== Given records ==
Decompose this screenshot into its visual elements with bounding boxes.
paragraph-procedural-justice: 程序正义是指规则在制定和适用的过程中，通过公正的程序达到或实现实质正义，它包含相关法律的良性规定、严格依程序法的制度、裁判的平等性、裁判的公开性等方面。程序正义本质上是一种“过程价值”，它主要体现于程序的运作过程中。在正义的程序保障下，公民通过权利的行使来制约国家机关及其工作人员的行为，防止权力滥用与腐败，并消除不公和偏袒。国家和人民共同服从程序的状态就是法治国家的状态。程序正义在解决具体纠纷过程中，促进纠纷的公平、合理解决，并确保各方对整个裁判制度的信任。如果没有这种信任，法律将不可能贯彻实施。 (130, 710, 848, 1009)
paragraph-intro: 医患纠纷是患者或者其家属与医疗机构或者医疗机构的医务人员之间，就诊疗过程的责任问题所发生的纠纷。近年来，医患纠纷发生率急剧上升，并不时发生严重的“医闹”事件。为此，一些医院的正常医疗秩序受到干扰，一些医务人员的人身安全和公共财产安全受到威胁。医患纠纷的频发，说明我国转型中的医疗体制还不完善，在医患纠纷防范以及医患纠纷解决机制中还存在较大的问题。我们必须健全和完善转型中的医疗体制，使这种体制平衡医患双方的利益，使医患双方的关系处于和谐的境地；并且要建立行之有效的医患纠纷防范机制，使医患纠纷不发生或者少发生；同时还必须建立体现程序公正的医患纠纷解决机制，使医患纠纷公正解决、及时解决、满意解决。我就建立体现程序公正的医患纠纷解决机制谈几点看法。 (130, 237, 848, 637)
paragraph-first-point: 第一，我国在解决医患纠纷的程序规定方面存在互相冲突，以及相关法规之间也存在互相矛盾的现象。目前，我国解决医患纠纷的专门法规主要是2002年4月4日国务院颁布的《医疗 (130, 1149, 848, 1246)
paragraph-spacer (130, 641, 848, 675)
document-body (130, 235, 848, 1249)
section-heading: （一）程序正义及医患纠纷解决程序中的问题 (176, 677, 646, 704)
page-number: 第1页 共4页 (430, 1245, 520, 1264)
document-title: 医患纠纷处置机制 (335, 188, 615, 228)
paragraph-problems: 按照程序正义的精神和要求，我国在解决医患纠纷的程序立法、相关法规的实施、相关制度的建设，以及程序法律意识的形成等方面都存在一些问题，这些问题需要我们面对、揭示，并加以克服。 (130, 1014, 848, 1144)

== Your instructions ==
Give the listing above again with "医患纠纷" switched to "医疗纠纷" wherever it occurs, and change nothing else.

== Solved exercise ==
Decompose this screenshot into its visual elements with bounding boxes.
paragraph-procedural-justice: 程序正义是指规则在制定和适用的过程中，通过公正的程序达到或实现实质正义，它包含相关法律的良性规定、严格依程序法的制度、裁判的平等性、裁判的公开性等方面。程序正义本质上是一种“过程价值”，它主要体现于程序的运作过程中。在正义的程序保障下，公民通过权利的行使来制约国家机关及其工作人员的行为，防止权力滥用与腐败，并消除不公和偏袒。国家和人民共同服从程序的状态就是法治国家的状态。程序正义在解决具体纠纷过程中，促进纠纷的公平、合理解决，并确保各方对整个裁判制度的信任。如果没有这种信任，法律将不可能贯彻实施。 (130, 710, 848, 1009)
paragraph-intro: 医疗纠纷是患者或者其家属与医疗机构或者医疗机构的医务人员之间，就诊疗过程的责任问题所发生的纠纷。近年来，医疗纠纷发生率急剧上升，并不时发生严重的“医闹”事件。为此，一些医院的正常医疗秩序受到干扰，一些医务人员的人身安全和公共财产安全受到威胁。医疗纠纷的频发，说明我国转型中的医疗体制还不完善，在医疗纠纷防范以及医疗纠纷解决机制中还存在较大的问题。我们必须健全和完善转型中的医疗体制，使这种体制平衡医患双方的利益，使医患双方的关系处于和谐的境地；并且要建立行之有效的医疗纠纷防范机制，使医疗纠纷不发生或者少发生；同时还必须建立体现程序公正的医疗纠纷解决机制，使医疗纠纷公正解决、及时解决、满意解决。我就建立体现程序公正的医疗纠纷解决机制谈几点看法。 (130, 237, 848, 637)
paragraph-first-point: 第一，我国在解决医疗纠纷的程序规定方面存在互相冲突，以及相关法规之间也存在互相矛盾的现象。目前，我国解决医疗纠纷的专门法规主要是2002年4月4日国务院颁布的《医疗 (130, 1149, 848, 1246)
paragraph-spacer (130, 641, 848, 675)
document-body (130, 235, 848, 1249)
section-heading: （一）程序正义及医疗纠纷解决程序中的问题 (176, 677, 646, 704)
page-number: 第1页 共4页 (430, 1245, 520, 1264)
document-title: 医疗纠纷处置机制 (335, 188, 615, 228)
paragraph-problems: 按照程序正义的精神和要求，我国在解决医疗纠纷的程序立法、相关法规的实施、相关制度的建设，以及程序法律意识的形成等方面都存在一些问题，这些问题需要我们面对、揭示，并加以克服。 (130, 1014, 848, 1144)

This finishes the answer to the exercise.